- **Pasaje**:

Establecido lo anterior, conviene reiterar una vez más que, como regla, todas las discusiones en torno a la libertad deben ser analizadas y definidas por los funcionarios judiciales que adelantan las etapas procesales propias del respectivo asunto sancionatorio, tanto más si guardan estrecha relación con asuntos de carácter legal como el atinente a si concurren o no los supuestos para que ciertamente operen la libertad por el supuestos vencimiento de términos, de acuerdo con lo previsto por el estatuto procesal penal, razón por la cual esa particular temática necesariamente debe examinarse en el interior de aquellas diligencias, por parte de los juzgadores naturales competentes.

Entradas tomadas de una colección

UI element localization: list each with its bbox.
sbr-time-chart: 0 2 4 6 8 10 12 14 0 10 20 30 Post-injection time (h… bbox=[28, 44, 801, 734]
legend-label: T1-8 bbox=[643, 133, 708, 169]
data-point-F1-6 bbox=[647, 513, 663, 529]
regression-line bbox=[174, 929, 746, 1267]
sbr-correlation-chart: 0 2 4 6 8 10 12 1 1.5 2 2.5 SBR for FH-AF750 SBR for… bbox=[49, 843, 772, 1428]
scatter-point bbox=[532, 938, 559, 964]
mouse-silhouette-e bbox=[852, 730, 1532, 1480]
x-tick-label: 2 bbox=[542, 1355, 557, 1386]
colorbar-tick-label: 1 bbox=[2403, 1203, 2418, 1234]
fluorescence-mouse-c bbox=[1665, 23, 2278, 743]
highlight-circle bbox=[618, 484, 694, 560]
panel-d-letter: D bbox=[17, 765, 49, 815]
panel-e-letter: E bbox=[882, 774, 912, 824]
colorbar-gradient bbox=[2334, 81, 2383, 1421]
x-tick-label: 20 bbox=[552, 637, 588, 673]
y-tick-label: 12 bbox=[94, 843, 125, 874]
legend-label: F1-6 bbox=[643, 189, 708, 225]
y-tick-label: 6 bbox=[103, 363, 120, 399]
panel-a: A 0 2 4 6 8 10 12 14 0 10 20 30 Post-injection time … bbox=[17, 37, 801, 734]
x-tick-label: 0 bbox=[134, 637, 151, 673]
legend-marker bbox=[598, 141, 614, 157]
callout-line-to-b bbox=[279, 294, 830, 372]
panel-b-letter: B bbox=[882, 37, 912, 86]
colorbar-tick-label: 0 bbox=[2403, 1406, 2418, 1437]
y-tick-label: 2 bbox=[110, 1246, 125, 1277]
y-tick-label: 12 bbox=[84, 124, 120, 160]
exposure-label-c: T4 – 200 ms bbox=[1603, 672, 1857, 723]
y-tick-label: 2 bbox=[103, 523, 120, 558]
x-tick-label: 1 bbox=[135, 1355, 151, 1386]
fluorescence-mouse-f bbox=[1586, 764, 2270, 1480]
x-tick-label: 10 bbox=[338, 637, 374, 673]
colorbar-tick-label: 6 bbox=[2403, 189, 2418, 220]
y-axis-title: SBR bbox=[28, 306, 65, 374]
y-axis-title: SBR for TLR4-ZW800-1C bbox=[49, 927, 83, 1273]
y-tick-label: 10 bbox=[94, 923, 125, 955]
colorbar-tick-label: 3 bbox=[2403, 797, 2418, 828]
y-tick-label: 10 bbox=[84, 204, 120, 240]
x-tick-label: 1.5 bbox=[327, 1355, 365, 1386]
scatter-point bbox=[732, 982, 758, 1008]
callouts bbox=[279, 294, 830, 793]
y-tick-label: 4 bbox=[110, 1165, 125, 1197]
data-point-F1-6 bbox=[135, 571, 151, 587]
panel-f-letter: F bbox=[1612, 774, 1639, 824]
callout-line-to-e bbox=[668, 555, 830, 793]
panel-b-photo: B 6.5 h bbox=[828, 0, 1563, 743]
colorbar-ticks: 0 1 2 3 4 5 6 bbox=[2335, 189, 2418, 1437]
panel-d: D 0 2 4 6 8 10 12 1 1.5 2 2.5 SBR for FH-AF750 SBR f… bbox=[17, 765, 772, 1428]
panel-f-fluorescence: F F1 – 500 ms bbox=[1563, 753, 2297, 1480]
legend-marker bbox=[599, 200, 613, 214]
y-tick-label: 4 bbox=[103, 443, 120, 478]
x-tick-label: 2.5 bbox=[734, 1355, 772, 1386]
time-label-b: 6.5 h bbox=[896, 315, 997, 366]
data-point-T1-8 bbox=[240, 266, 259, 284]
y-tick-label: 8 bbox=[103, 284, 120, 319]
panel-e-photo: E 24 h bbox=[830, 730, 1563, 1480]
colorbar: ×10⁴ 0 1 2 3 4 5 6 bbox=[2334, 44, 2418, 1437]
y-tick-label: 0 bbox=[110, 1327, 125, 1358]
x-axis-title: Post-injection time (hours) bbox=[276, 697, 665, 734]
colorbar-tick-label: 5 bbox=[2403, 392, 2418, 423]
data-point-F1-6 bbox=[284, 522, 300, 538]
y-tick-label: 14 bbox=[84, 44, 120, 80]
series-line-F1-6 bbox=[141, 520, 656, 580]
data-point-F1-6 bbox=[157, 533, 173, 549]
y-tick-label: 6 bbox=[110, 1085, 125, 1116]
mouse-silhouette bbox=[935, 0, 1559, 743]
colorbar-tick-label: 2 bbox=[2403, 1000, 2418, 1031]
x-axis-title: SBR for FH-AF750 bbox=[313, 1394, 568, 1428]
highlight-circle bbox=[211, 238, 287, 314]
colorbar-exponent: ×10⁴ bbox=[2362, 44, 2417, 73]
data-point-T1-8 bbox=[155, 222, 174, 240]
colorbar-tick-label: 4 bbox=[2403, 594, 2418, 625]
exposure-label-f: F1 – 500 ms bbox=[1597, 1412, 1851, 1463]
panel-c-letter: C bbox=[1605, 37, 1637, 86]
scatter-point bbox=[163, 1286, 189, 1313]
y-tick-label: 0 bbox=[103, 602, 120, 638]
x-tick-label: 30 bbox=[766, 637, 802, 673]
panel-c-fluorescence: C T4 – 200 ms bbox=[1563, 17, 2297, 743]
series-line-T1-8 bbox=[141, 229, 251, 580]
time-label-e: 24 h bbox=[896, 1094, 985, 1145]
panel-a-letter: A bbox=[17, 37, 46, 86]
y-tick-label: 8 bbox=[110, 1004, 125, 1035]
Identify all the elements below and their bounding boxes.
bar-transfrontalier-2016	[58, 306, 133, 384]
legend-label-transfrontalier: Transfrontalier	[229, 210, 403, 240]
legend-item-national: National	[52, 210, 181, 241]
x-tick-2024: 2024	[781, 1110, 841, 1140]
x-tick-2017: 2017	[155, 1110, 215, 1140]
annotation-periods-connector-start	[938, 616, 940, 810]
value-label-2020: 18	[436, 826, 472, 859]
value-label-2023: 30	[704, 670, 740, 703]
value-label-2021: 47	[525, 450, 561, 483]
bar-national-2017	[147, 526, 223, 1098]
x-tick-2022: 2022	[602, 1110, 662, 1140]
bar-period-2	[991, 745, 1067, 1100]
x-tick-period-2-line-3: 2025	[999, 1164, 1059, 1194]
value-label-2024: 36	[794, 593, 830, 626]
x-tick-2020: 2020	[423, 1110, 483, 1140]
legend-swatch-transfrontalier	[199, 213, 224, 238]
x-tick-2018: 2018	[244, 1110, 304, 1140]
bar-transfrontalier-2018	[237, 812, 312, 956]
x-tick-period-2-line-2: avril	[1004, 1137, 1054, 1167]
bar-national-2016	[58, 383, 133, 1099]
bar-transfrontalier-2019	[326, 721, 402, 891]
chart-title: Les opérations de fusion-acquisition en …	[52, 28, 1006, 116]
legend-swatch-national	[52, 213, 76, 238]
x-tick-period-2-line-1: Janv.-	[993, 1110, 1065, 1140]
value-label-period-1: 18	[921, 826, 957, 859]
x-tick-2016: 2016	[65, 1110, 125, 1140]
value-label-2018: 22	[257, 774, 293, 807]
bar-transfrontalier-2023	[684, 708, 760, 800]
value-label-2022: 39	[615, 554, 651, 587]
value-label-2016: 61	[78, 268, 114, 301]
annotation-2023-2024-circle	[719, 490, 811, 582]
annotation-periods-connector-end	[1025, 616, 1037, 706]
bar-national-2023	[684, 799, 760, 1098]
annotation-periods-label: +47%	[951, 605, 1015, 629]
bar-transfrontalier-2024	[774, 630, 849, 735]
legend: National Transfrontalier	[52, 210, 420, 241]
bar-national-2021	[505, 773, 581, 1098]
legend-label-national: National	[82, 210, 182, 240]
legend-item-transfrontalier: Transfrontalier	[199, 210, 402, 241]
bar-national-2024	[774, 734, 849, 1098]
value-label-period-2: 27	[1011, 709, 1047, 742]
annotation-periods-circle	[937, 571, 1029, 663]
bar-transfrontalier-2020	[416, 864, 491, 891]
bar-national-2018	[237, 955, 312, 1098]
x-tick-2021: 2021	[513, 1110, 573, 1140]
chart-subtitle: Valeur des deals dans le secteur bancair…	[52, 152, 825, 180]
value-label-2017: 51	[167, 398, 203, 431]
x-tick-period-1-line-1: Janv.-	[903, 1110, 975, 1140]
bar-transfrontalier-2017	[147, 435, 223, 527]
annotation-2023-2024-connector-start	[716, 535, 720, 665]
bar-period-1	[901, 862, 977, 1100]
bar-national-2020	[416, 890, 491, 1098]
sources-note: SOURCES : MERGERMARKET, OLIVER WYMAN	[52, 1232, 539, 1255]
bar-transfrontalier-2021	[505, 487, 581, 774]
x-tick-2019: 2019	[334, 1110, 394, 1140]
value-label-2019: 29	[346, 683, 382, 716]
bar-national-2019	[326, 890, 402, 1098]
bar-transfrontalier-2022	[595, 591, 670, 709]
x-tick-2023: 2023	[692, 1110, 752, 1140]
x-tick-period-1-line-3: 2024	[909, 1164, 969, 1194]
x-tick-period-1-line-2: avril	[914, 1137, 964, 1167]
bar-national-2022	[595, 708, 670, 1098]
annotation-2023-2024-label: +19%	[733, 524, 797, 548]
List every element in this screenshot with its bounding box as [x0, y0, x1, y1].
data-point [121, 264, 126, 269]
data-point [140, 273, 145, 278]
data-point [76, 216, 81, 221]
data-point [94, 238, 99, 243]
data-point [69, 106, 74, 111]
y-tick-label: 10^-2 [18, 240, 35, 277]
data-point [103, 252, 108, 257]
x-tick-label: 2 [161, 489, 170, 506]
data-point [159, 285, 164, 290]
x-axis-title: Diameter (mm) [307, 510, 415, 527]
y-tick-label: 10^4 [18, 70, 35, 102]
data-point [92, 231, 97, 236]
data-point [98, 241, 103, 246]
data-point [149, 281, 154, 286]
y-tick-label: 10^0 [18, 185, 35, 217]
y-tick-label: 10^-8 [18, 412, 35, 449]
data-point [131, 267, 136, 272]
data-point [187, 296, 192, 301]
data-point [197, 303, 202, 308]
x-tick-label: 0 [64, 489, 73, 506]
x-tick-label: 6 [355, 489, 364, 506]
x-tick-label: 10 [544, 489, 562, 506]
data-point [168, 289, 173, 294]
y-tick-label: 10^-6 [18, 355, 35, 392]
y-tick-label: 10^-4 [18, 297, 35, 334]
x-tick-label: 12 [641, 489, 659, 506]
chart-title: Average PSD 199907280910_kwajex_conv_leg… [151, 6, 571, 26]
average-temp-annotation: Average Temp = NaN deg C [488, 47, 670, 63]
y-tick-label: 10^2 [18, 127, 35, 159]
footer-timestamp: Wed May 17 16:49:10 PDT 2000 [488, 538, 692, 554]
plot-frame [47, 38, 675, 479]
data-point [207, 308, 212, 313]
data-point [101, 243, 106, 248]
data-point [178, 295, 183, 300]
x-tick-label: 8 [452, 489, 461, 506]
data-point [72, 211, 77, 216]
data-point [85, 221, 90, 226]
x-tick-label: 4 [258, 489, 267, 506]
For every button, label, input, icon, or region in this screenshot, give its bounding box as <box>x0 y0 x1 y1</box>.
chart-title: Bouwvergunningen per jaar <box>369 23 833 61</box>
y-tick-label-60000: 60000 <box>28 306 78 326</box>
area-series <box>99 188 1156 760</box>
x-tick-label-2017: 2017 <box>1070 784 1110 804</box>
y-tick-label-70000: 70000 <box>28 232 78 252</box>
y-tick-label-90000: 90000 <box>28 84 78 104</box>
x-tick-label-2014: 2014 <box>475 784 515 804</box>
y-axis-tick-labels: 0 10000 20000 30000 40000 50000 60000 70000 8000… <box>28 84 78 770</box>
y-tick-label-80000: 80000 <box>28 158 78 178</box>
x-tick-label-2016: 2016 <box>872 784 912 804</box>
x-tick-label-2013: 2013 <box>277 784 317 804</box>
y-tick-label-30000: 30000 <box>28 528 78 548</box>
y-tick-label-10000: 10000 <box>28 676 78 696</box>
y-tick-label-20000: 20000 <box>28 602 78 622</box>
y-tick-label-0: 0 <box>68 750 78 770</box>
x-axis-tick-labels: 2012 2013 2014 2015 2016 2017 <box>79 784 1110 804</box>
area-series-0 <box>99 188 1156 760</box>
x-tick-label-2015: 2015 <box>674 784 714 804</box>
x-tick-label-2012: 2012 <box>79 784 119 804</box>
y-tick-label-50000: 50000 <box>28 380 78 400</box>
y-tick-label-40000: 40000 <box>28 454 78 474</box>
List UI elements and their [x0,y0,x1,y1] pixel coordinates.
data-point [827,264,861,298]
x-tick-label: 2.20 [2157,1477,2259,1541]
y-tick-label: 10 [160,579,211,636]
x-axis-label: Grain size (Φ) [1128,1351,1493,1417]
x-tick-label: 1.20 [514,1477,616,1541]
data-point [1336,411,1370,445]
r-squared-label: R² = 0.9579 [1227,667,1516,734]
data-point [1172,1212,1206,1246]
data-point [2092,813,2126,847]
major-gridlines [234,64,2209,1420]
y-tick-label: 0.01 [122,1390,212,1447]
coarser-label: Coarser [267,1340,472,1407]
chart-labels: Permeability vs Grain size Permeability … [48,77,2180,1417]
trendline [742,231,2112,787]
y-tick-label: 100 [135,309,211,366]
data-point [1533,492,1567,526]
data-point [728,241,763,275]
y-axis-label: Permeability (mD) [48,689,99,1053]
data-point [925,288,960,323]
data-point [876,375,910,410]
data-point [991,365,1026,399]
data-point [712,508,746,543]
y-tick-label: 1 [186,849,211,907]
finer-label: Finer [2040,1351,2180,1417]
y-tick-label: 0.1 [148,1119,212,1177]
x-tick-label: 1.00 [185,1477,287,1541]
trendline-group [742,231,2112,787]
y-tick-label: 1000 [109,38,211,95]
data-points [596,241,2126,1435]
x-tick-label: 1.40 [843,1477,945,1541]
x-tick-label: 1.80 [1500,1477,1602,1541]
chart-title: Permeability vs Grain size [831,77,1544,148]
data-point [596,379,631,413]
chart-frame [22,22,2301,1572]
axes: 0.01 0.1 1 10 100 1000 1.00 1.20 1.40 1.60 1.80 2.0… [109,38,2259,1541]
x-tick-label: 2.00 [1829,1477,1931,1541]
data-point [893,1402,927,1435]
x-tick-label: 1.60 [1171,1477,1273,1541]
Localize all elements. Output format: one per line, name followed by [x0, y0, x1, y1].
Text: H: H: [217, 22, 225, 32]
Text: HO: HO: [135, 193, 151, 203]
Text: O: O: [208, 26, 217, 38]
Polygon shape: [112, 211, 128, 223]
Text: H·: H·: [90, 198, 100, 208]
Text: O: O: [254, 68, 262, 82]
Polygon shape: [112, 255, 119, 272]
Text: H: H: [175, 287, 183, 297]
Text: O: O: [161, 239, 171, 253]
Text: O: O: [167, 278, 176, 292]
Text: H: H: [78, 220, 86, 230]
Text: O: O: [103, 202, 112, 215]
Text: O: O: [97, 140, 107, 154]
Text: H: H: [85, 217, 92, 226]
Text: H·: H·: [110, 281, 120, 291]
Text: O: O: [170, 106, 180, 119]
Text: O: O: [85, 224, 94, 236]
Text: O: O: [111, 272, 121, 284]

- **Consigna**: ¿Qué participios pasados contiene el pasaje sobre la libertad y los jueces competentes? Enumérelos todos.

- **Respuesta**: Establecido, analizadas, definidas, previsto